— Start of RECORD SET —

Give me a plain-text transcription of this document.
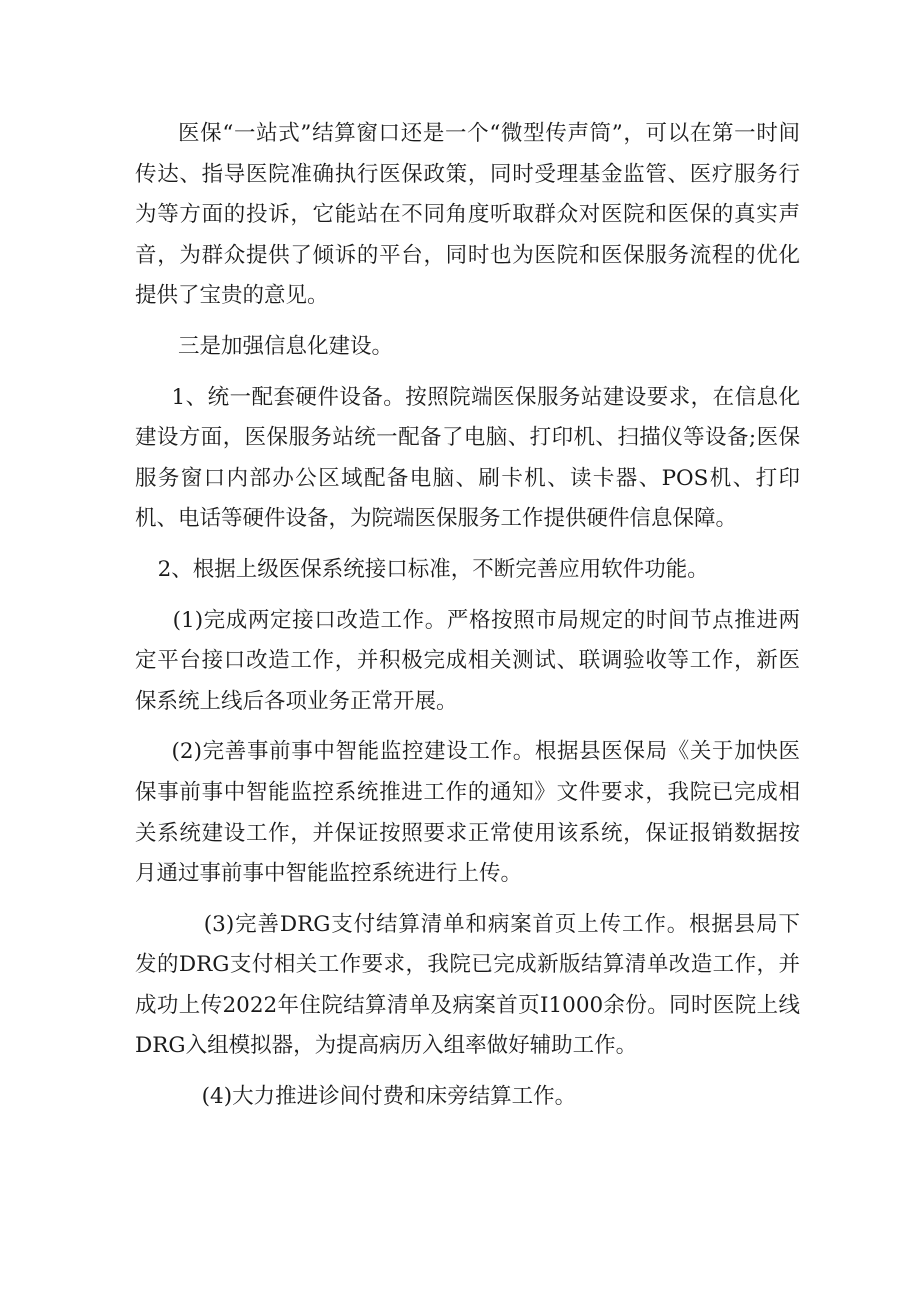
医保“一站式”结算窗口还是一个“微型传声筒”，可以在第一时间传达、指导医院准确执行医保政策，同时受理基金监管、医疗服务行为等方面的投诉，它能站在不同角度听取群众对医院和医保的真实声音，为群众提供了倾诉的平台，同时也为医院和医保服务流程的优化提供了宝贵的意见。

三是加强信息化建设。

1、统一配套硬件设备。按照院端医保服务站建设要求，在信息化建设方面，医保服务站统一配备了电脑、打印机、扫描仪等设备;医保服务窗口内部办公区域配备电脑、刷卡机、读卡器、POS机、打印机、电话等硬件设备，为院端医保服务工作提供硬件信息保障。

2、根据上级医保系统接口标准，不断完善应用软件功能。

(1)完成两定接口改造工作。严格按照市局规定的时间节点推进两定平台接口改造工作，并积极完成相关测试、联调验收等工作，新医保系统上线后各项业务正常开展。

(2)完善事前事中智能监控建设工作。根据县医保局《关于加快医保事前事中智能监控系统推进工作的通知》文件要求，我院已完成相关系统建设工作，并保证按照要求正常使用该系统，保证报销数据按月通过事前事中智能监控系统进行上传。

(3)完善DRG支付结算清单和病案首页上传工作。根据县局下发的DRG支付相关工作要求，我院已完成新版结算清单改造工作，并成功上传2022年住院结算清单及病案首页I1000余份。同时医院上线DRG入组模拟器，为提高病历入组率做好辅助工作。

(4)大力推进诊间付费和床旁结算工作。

— End of RECORD SET —

WHAT YOU NEED TO DO: Leave out the pictures, and give all the records again exactly.

PROBLEM SOLUTION:
Give me a plain-text transcription of this document.
医保“一站式”结算窗口还是一个“微型传声筒”，可以在第一时间传达、指导医院准确执行医保政策，同时受理基金监管、医疗服务行为等方面的投诉，它能站在不同角度听取群众对医院和医保的真实声音，为群众提供了倾诉的平台，同时也为医院和医保服务流程的优化提供了宝贵的意见。

三是加强信息化建设。

1、统一配套硬件设备。按照院端医保服务站建设要求，在信息化建设方面，医保服务站统一配备了电脑、打印机、扫描仪等设备;医保服务窗口内部办公区域配备电脑、刷卡机、读卡器、POS机、打印机、电话等硬件设备，为院端医保服务工作提供硬件信息保障。

2、根据上级医保系统接口标准，不断完善应用软件功能。

(1)完成两定接口改造工作。严格按照市局规定的时间节点推进两定平台接口改造工作，并积极完成相关测试、联调验收等工作，新医保系统上线后各项业务正常开展。

(2)完善事前事中智能监控建设工作。根据县医保局《关于加快医保事前事中智能监控系统推进工作的通知》文件要求，我院已完成相关系统建设工作，并保证按照要求正常使用该系统，保证报销数据按月通过事前事中智能监控系统进行上传。

(3)完善DRG支付结算清单和病案首页上传工作。根据县局下发的DRG支付相关工作要求，我院已完成新版结算清单改造工作，并成功上传2022年住院结算清单及病案首页I1000余份。同时医院上线DRG入组模拟器，为提高病历入组率做好辅助工作。

(4)大力推进诊间付费和床旁结算工作。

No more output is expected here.